### Teks Dokumen
=-=-=
Ini mirip dengan sifat ‘melihat, mendengar, berkehendak,
dlsb’ yang melekat pada makhluk. Bahwa sifat-sifat itu sebenarnya adalah semu.
Kita sebenarnya tidak ‘melihat, mendengar, dan berkehendak’, karena yang
sesungguhnya Melihat, Mendengar dan Berkehendak itu adalah Allah. Sedangkan
makhluk itu hanya ‘seakan-akan’ saja. Atau, setidak-tidaknya ‘terbatas’.
Artinya, meskipun melihat ternyata banyak yang tidak terlihat. Meskipun
mendengar banyak yang tak terdengar. Meskipun berkehendak, ternyata ‘hanya bisa
memilih’ dengan segala keterbatasannya.
Karena itu, ketika bercerita tentang KEKEKALAN surga dan
neraka itu pun, Allah MEMBATASI dengan kalimat SELAMA ADA LANGIT DAN BUMI.
Kebanyakan penafsir terkecoh oleh kalimat ini, sehingga menafsirinya sebagai
ungkapan KEKEKALAN. Biasanya ditambahkan kalimat untuk meyakinkan, bahwa itu
adalah ungkapan orang Arab untuk mengatakan kekekalan. Saya justru berpendapat
sebaliknya. Bahwa, kalimat ini menjadi PEMBATAS kekekalan alam akhirat.
Boleh saja akhirat dan segala isinya disebut khaaliduun
(diterjemahkan ‘kekal’), tetapi kekalnya itu sebatas keberadaan langit dan
bumi. Jika langit dan buminya dilenyapkan oleh Allah, alam akhirat beserta
segala isinya pun bakal ikut lenyap.
Bagaimana penjelasannya? Sangat sederhana, yakni dengan
menggunakan logika bahasa saja. Untuk itu, marilah kita bahas ayat tersebut,
dengan membaginya dalam 3 frase.
=-=-=
[Entri elemen berbingkai]
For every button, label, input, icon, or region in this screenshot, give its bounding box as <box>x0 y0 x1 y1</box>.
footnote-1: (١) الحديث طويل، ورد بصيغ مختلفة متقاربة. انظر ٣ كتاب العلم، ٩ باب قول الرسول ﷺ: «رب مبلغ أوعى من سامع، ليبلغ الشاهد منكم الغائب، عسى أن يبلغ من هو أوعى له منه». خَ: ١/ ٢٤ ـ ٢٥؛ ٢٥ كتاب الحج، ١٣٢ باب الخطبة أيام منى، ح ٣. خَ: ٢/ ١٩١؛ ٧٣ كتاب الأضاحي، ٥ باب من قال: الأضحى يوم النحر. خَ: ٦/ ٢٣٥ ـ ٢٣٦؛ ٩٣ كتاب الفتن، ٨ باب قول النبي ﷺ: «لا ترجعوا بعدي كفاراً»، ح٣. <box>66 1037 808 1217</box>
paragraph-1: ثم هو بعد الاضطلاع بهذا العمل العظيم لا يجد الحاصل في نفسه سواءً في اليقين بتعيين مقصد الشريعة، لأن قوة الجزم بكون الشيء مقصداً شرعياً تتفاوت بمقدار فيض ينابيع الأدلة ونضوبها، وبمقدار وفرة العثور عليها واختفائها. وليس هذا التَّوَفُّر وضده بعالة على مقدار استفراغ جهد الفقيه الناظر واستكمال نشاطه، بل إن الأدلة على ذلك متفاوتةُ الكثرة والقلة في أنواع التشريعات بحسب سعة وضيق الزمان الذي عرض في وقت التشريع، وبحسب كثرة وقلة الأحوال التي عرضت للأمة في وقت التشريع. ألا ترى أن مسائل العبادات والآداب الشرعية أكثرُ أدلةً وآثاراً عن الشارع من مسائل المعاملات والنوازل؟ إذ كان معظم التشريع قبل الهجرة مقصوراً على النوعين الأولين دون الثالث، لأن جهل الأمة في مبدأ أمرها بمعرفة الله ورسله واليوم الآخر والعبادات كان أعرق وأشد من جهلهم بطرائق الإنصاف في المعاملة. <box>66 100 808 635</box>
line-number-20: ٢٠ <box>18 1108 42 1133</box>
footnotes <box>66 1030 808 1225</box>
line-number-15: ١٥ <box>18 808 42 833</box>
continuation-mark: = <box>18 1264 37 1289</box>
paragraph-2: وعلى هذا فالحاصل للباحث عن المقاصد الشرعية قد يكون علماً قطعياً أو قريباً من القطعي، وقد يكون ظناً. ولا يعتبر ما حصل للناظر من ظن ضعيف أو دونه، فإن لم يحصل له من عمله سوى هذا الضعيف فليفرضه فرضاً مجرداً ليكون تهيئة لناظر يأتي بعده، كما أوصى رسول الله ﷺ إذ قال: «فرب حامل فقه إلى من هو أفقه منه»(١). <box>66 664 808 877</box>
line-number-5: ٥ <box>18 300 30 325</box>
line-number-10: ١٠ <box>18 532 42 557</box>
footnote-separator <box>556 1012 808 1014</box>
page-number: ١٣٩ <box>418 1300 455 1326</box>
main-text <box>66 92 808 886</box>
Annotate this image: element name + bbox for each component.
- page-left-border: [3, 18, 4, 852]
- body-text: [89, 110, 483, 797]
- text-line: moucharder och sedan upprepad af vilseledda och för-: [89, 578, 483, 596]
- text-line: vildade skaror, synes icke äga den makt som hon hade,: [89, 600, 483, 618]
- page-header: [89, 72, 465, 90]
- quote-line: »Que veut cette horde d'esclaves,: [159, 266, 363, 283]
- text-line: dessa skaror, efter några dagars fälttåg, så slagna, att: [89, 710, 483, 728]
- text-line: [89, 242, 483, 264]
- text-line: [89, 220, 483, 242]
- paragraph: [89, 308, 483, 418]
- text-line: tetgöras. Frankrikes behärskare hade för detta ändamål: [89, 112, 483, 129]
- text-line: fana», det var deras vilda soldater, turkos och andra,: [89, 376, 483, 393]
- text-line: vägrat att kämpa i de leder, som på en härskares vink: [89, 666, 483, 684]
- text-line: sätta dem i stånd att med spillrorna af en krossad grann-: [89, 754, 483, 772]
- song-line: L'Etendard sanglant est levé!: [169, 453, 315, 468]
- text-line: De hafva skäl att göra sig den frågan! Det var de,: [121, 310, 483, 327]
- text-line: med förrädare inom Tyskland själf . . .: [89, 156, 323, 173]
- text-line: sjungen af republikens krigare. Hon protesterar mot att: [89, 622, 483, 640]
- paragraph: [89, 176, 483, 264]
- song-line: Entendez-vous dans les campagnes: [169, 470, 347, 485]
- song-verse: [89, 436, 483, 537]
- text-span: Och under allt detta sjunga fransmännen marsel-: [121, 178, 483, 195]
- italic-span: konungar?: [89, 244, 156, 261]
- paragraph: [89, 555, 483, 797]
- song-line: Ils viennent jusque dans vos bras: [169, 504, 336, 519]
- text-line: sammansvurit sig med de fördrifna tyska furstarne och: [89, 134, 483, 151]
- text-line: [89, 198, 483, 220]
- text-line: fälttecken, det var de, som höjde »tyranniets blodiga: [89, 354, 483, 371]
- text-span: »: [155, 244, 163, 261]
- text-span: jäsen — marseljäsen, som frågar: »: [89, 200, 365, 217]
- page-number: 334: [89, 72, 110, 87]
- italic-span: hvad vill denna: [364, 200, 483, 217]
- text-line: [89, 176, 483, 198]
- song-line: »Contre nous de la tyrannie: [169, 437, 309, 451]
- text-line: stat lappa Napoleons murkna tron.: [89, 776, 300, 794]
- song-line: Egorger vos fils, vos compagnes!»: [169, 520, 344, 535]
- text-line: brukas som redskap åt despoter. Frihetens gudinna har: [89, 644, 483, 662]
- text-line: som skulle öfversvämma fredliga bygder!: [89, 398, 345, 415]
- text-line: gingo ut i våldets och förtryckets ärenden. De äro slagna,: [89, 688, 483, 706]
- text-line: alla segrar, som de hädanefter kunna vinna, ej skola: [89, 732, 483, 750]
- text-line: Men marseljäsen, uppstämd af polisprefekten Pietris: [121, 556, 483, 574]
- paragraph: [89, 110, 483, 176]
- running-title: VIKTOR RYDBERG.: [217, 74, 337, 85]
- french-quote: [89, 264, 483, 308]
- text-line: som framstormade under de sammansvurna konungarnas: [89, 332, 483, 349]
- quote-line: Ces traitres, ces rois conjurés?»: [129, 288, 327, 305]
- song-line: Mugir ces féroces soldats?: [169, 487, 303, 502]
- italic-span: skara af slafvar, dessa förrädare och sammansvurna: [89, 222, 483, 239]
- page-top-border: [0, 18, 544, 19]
=-=-=
### Langkah Kerja
1. Apakah setiap pernyataan ini sesuai dengan teks dokumen: (a) penulis sependapat dengan kebanyakan penafsir bahwa kalimat "selama ada langit dan bumi" merupakan ungkapan kekekalan; (b) jika langit dan bumi dilenyapkan oleh Allah, alam akhirat beserta isinya ikut lenyap; (c) ayat tersebut akan dibahas dengan membaginya dalam empat frase? Jawab ya atau tidak untuk masing-masing, lalu kutip persis kata-kata penentu dari teks.
2. Bagaimana kalimat dari teks dokumen ini diterjemahkan ke dalam bahasa Inggris: "Kita sebenarnya tidak ‘melihat, mendengar, dan berkehendak’, karena yang sesungguhnya Melihat, Mendengar dan Berkehendak itu adalah Allah."
Catatan di atas tidak diperlukan untuk apa pun.

### Hasil Berurutan
1.
(a) Tidak: "Saya justru berpendapat sebaliknya. Bahwa, kalimat ini menjadi PEMBATAS kekekalan alam akhirat."
(b) Ya: "Jika langit dan buminya dilenyapkan oleh Allah, alam akhirat beserta segala isinya pun bakal ikut lenyap."
(c) Tidak: "dengan membaginya dalam 3 frase."

2. We do not actually "see, hear, and will," because the One who truly Sees, Hears, and Wills is Allah.